» **Written problem**
Among the lines below, list those containing the string "color".

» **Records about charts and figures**

──────────

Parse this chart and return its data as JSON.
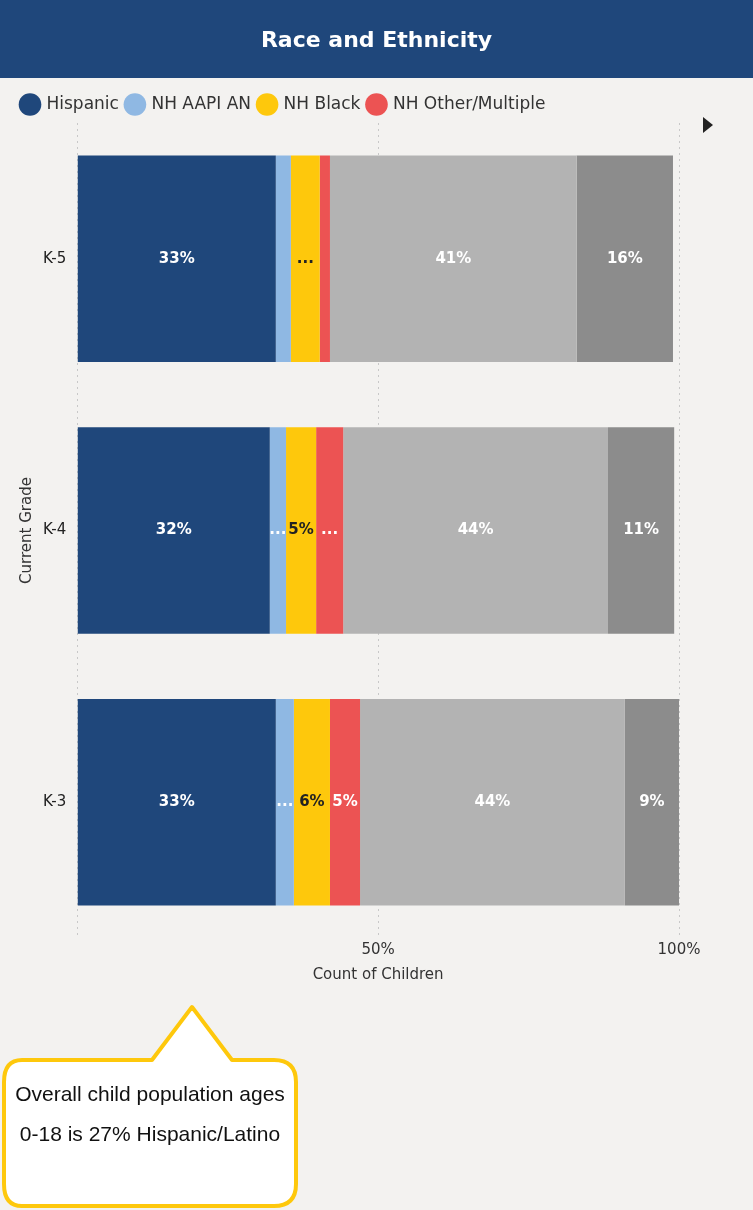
{
  "chart_data": {
    "type": "bar",
    "title": "Race and Ethnicity",
    "orientation": "horizontal",
    "stacked": true,
    "categories": [
      "K-5",
      "K-4",
      "K-3"
    ],
    "series": [
      {
        "name": "Hispanic",
        "color": "#1f477b",
        "values": [
          33,
          32,
          33
        ],
        "value_labels": [
          "33%",
          "32%",
          "33%"
        ]
      },
      {
        "name": "NH AAPI AN",
        "color": "#8fb8e3",
        "values": [
          2.5,
          2.7,
          3
        ],
        "value_labels": [
          null,
          "...",
          "..."
        ]
      },
      {
        "name": "NH Black",
        "color": "#fec80c",
        "values": [
          4.8,
          5,
          6
        ],
        "value_labels": [
          "...",
          "5%",
          "6%"
        ]
      },
      {
        "name": "NH Other/Multiple",
        "color": "#ec5353",
        "values": [
          1.7,
          4.5,
          5
        ],
        "value_labels": [
          null,
          "...",
          "5%"
        ]
      },
      {
        "color": "#b3b3b3",
        "values": [
          41,
          44,
          44
        ],
        "value_labels": [
          "41%",
          "44%",
          "44%"
        ]
      },
      {
        "color": "#8c8c8c",
        "values": [
          16,
          11,
          9
        ],
        "value_labels": [
          "16%",
          "11%",
          "9%"
        ]
      }
    ],
    "xlim": [
      0,
      100
    ],
    "xticks": [
      {
        "value": 0,
        "label": null
      },
      {
        "value": 50,
        "label": "50%"
      },
      {
        "value": 100,
        "label": "100%"
      }
    ],
    "xlabel": "Count of Children",
    "ylabel": "Current Grade",
    "grid": "x",
    "legend": "top left",
    "annotations": [
      "Overall child population ages 0-18 is 27% Hispanic/Latino"
    ]
  }
}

──────────

» **Solution to the problem**
        "color": "#1f477b",
        "color": "#8fb8e3",
        "color": "#fec80c",
        "color": "#ec5353",
        "color": "#b3b3b3",
        "color": "#8c8c8c",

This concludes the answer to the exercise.